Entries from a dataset
----

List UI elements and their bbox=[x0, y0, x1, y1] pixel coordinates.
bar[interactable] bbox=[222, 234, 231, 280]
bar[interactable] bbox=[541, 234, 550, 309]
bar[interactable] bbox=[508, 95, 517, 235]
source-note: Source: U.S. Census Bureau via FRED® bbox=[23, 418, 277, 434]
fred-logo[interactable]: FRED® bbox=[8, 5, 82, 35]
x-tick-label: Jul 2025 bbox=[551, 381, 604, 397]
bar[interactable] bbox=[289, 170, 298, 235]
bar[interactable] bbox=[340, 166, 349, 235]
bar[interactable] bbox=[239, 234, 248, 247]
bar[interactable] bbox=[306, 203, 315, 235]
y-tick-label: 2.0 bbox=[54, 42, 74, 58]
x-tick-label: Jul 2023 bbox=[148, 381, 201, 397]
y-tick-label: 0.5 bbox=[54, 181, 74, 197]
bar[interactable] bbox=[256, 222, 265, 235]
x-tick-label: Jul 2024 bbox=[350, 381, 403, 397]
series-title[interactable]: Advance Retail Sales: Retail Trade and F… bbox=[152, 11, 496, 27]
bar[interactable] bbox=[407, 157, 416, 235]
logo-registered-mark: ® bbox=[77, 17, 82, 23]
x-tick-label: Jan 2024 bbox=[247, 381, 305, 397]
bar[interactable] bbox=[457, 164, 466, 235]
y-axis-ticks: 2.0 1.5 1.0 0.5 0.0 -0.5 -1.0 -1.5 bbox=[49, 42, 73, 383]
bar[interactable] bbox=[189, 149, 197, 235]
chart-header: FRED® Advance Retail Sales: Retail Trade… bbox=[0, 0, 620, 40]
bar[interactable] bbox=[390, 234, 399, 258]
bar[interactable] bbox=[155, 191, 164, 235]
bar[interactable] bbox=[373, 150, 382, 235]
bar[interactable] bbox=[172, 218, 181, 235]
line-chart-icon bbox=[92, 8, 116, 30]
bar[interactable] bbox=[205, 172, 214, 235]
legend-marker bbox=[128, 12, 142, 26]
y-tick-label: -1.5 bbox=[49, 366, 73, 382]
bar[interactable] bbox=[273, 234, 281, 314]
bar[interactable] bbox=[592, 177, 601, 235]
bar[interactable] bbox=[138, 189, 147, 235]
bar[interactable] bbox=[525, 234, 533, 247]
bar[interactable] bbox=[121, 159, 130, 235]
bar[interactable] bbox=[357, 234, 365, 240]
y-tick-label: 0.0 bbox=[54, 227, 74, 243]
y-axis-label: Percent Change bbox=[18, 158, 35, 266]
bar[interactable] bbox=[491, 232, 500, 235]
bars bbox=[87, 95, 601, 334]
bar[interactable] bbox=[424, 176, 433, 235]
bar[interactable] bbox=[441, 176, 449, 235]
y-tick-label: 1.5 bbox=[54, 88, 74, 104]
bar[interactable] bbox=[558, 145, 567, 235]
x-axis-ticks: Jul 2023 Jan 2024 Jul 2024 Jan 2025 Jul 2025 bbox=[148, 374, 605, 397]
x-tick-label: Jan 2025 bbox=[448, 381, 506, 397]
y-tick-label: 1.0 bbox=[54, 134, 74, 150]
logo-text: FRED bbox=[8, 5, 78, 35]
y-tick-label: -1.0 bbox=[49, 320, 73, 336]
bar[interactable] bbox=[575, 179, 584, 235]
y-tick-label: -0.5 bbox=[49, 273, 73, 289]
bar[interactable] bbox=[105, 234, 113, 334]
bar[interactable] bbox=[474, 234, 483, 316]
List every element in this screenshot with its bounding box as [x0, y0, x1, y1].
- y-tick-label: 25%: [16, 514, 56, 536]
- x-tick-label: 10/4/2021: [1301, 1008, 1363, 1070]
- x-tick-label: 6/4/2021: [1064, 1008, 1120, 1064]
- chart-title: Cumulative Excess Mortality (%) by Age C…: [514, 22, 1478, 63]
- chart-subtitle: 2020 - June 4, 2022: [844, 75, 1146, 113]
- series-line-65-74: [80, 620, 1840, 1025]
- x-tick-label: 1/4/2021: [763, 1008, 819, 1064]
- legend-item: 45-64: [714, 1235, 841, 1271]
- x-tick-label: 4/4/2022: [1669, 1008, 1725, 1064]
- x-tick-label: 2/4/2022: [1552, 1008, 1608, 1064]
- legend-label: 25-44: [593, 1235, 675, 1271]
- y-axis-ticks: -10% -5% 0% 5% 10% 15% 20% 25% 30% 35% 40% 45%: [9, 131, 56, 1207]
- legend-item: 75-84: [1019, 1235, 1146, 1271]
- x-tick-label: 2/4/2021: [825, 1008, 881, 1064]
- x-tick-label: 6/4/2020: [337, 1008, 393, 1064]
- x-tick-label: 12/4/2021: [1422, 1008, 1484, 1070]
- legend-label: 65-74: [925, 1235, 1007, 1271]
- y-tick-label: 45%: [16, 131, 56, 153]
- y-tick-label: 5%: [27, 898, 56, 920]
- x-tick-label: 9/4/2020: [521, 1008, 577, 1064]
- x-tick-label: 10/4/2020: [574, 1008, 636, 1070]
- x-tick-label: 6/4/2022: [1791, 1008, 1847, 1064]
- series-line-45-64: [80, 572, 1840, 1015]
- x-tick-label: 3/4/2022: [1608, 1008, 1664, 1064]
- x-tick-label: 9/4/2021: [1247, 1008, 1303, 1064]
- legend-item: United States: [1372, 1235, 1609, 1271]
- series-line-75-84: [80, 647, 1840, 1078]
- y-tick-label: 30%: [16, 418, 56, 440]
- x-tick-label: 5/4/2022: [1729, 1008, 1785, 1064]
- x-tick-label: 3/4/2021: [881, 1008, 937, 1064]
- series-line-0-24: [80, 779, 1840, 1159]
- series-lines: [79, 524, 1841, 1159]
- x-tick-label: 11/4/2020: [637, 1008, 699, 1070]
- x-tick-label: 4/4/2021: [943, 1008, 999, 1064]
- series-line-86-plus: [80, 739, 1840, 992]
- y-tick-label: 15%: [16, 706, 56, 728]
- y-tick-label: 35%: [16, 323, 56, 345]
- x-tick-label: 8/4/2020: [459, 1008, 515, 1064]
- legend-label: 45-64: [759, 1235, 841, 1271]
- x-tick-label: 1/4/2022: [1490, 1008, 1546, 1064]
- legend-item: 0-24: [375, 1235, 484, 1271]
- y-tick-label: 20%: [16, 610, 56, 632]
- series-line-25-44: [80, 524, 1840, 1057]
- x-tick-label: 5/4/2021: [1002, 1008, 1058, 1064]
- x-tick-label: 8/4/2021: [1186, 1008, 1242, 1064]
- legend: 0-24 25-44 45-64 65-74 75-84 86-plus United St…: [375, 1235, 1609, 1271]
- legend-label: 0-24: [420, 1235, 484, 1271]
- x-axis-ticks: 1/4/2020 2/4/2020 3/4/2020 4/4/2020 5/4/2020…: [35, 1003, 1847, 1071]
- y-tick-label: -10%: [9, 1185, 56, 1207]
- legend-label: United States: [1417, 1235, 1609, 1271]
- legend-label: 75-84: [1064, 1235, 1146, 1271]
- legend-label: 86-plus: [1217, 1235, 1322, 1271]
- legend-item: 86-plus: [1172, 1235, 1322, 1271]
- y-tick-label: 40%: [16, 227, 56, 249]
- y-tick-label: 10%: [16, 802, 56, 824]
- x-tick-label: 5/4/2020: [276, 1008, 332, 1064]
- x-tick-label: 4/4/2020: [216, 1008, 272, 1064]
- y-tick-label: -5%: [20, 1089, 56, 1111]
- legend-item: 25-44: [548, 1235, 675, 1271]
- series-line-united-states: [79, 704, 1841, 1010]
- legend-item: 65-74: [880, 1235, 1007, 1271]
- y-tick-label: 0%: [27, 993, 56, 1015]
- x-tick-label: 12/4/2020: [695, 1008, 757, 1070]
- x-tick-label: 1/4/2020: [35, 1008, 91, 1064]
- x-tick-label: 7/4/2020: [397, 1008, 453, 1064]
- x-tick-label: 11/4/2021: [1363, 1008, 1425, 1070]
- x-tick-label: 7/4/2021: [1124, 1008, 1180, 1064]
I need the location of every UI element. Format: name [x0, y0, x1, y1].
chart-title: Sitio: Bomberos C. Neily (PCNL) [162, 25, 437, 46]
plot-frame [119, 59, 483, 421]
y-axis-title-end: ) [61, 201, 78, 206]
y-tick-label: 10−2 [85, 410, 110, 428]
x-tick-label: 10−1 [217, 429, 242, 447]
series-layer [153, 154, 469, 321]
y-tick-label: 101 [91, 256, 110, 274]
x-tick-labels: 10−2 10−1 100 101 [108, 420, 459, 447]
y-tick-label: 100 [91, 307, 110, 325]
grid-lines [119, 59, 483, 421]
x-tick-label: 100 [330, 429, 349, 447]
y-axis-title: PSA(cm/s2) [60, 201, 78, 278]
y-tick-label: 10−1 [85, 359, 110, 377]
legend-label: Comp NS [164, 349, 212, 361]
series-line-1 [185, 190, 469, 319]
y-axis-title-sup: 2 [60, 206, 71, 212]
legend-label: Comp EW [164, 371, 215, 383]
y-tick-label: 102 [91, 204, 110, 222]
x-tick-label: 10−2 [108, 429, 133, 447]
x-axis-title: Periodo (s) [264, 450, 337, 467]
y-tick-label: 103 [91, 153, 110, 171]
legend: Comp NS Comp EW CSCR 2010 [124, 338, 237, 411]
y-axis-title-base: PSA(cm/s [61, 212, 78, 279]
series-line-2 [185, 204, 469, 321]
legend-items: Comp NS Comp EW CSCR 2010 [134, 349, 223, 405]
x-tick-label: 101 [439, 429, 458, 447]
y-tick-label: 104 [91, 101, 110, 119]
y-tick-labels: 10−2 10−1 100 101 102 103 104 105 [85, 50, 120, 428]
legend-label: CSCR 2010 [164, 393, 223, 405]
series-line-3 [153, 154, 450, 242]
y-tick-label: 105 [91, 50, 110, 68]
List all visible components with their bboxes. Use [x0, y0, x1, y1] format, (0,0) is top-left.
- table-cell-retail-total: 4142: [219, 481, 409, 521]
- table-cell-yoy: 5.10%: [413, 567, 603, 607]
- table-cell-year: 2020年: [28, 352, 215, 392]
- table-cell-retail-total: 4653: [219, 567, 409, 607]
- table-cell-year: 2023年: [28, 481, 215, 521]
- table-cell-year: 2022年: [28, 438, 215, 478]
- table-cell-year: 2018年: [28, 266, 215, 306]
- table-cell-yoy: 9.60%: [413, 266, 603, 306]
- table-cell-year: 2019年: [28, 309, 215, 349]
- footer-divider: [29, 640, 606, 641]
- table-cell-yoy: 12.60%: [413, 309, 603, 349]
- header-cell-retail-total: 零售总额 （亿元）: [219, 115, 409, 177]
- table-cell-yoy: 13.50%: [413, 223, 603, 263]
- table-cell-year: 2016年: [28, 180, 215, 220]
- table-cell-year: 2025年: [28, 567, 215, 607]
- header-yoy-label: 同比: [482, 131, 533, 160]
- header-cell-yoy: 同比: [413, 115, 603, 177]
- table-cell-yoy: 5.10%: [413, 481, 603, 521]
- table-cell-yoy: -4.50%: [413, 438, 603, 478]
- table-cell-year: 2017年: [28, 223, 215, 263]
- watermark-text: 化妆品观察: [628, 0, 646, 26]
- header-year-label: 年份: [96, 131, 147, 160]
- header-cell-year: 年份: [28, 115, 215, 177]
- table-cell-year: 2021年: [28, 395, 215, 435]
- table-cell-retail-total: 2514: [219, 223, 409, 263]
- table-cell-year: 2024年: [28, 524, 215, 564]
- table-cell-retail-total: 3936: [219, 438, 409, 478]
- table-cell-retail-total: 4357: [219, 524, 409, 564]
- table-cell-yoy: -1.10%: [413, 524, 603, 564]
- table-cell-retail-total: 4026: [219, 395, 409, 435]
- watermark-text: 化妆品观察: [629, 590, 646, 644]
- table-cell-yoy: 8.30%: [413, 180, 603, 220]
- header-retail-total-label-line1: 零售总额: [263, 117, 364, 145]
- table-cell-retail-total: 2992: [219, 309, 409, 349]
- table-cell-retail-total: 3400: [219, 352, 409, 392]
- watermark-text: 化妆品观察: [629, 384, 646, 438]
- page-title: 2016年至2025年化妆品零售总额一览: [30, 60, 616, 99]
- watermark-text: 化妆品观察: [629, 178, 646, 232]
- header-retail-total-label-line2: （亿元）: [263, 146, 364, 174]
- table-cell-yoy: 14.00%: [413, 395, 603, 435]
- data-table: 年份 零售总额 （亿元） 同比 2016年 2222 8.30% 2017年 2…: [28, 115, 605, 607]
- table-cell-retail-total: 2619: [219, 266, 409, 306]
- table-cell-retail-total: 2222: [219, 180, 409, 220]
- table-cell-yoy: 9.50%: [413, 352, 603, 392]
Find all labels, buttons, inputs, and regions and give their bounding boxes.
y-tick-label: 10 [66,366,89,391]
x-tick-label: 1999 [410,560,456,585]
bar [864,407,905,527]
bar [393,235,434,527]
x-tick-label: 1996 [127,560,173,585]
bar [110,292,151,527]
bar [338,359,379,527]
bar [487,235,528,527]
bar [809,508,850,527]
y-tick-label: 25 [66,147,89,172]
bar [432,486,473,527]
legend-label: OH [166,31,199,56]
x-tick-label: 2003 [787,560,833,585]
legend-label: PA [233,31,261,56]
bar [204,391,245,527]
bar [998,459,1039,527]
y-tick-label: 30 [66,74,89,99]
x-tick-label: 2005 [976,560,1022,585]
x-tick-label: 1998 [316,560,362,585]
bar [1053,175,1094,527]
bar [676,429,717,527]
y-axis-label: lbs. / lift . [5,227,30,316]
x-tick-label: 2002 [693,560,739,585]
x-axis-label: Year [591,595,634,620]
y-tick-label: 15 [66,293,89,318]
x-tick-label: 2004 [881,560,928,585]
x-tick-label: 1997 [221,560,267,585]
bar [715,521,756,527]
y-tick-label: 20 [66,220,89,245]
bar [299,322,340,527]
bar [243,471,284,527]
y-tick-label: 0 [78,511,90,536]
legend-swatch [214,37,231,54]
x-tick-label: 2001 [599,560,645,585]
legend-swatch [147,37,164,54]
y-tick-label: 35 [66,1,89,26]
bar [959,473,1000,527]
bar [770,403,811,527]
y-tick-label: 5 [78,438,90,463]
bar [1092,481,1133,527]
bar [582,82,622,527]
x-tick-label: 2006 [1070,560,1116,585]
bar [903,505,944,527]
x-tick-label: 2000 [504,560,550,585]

----

GIVEN INSTRUCTION
Please return the entries as a JSON list of strings, one per line and skipping blank lines, starting at the first line and ending at the line that contains "bar[interactable] bbox=[289, 170, 298, 235]", both included.

SOLUTION
[
  "List UI elements and their bbox=[x0, y0, x1, y1] pixel coordinates.",
  "bar[interactable] bbox=[222, 234, 231, 280]",
  "bar[interactable] bbox=[541, 234, 550, 309]",
  "bar[interactable] bbox=[508, 95, 517, 235]",
  "source-note: Source: U.S. Census Bureau via FRED® bbox=[23, 418, 277, 434]",
  "fred-logo[interactable]: FRED® bbox=[8, 5, 82, 35]",
  "x-tick-label: Jul 2025 bbox=[551, 381, 604, 397]",
  "bar[interactable] bbox=[289, 170, 298, 235]"
]